** Start Data records **

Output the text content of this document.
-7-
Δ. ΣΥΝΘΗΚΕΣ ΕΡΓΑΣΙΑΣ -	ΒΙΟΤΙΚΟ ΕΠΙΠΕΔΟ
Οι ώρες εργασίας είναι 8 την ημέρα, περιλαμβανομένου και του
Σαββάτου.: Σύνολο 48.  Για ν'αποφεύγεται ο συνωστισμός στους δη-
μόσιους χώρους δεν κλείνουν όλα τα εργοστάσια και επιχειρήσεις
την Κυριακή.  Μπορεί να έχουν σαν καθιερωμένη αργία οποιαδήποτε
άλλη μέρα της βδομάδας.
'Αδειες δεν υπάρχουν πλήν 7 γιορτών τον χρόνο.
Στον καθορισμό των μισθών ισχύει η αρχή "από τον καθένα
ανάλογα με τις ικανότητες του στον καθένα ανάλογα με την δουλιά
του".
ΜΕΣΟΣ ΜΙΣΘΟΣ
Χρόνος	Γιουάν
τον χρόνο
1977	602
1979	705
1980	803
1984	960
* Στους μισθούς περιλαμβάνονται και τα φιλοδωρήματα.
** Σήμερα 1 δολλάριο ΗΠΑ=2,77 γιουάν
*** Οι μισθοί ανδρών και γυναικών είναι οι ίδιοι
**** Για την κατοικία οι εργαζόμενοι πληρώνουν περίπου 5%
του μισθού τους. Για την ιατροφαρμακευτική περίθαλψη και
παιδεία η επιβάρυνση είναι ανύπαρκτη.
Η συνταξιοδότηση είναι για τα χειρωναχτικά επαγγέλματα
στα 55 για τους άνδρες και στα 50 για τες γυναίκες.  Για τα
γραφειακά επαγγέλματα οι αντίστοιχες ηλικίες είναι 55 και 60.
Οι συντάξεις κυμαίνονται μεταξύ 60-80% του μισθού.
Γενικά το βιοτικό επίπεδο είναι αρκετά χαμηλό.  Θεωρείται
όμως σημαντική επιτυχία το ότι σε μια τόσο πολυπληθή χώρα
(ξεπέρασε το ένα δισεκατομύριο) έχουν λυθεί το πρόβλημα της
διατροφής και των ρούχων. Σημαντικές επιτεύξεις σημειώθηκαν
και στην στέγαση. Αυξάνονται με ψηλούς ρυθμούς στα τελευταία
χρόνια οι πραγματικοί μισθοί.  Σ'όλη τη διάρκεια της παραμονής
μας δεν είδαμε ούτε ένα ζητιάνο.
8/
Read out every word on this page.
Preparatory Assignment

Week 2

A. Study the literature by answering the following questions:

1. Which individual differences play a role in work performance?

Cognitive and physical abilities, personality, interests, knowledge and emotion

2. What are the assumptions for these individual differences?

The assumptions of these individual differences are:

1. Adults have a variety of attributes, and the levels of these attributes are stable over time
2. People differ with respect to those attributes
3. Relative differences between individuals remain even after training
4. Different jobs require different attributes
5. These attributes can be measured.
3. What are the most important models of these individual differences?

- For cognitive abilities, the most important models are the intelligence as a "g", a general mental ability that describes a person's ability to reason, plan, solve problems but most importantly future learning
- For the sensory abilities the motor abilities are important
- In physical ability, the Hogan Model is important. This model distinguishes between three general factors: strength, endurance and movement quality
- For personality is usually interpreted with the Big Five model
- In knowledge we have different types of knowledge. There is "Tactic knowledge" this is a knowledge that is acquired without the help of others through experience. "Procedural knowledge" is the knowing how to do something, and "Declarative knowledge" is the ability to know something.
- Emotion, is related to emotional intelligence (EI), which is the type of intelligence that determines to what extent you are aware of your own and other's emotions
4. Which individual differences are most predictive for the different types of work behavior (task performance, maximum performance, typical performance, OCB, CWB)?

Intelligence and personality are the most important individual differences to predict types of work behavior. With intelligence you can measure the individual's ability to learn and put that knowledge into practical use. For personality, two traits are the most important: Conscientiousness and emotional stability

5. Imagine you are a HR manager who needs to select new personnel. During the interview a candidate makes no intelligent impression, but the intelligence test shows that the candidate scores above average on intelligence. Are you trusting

** End Data records **

Task details ::
What is the number of lines above that contain "attributes"? Answer with that number only.

Complete answer ::
4